Directions: Which lines in the records below contain the word "gestió"? Copy each one out.

#### Raw records ####

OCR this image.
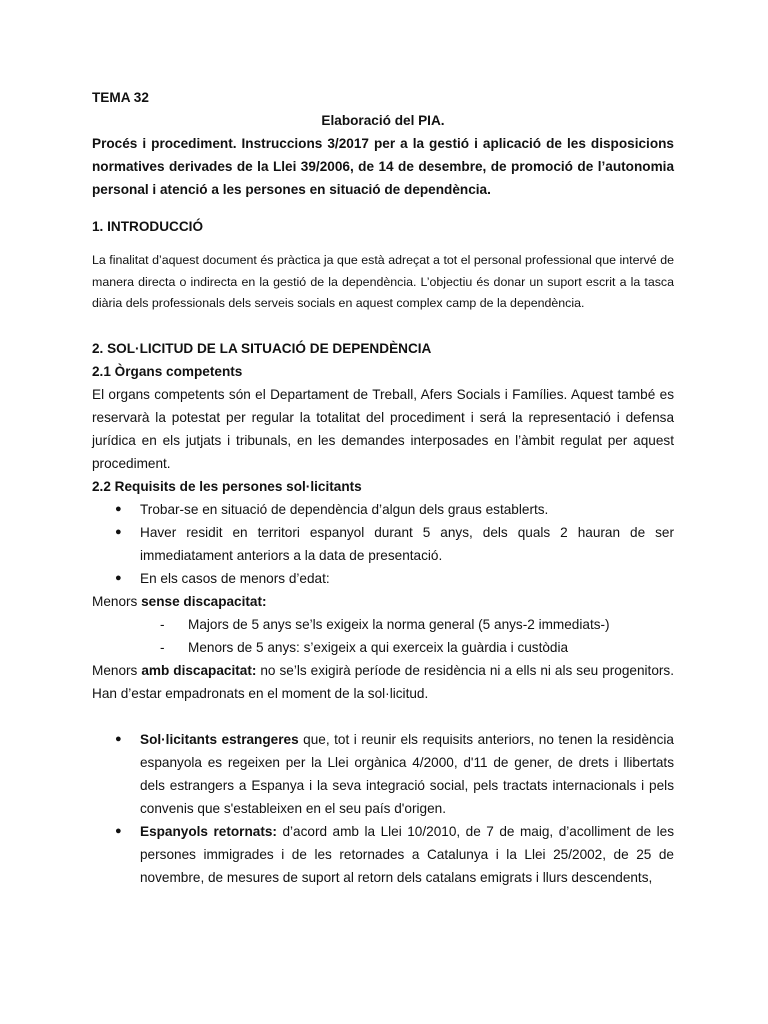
TEMA 32

Elaboració del PIA.

Procés i procediment. Instruccions 3/2017 per a la gestió i aplicació de les disposicions normatives derivades de la Llei 39/2006, de 14 de desembre, de promoció de l’autonomia personal i atenció a les persones en situació de dependència.

1. INTRODUCCIÓ

La finalitat d’aquest document és pràctica ja que està adreçat a tot el personal professional que intervé de manera directa o indirecta en la gestió de la dependència. L’objectiu és donar un suport escrit a la tasca diària dels professionals dels serveis socials en aquest complex camp de la dependència.

2. SOL·LICITUD DE LA SITUACIÓ DE DEPENDÈNCIA

2.1 Òrgans competents

El organs competents són el Departament de Treball, Afers Socials i Famílies. Aquest també es reservarà la potestat per regular la totalitat del procediment i será la representació i defensa jurídica en els jutjats i tribunals, en les demandes interposades en l’àmbit regulat per aquest procediment.

2.2 Requisits de les persones sol·licitants

● Trobar-se en situació de dependència d’algun dels graus establerts.
● Haver residit en territori espanyol durant 5 anys, dels quals 2 hauran de ser immediatament anteriors a la data de presentació.
● En els casos de menors d’edat:

Menors sense discapacitat:

- Majors de 5 anys se’ls exigeix la norma general (5 anys-2 immediats-)
- Menors de 5 anys: s’exigeix a qui exerceix la guàrdia i custòdia

Menors amb discapacitat: no se’ls exigirà període de residència ni a ells ni als seu progenitors. Han d’estar empadronats en el moment de la sol·licitud.

● Sol·licitants estrangeres que, tot i reunir els requisits anteriors, no tenen la residència espanyola es regeixen per la Llei orgànica 4/2000, d'11 de gener, de drets i llibertats dels estrangers a Espanya i la seva integració social, pels tractats internacionals i pels convenis que s'estableixen en el seu país d'origen.
● Espanyols retornats: d’acord amb la Llei 10/2010, de 7 de maig, d’acolliment de les persones immigrades i de les retornades a Catalunya i la Llei 25/2002, de 25 de novembre, de mesures de suport al retorn dels catalans emigrats i llurs descendents,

####

The result:
Procés i procediment. Instruccions 3/2017 per a la gestió i aplicació de les disposicions normatives derivades de la Llei 39/2006, de 14 de desembre, de promoció de l’autonomia personal i atenció a les persones en situació de dependència.
La finalitat d’aquest document és pràctica ja que està adreçat a tot el personal professional que intervé de manera directa o indirecta en la gestió de la dependència. L’objectiu és donar un suport escrit a la tasca diària dels professionals dels serveis socials en aquest complex camp de la dependència.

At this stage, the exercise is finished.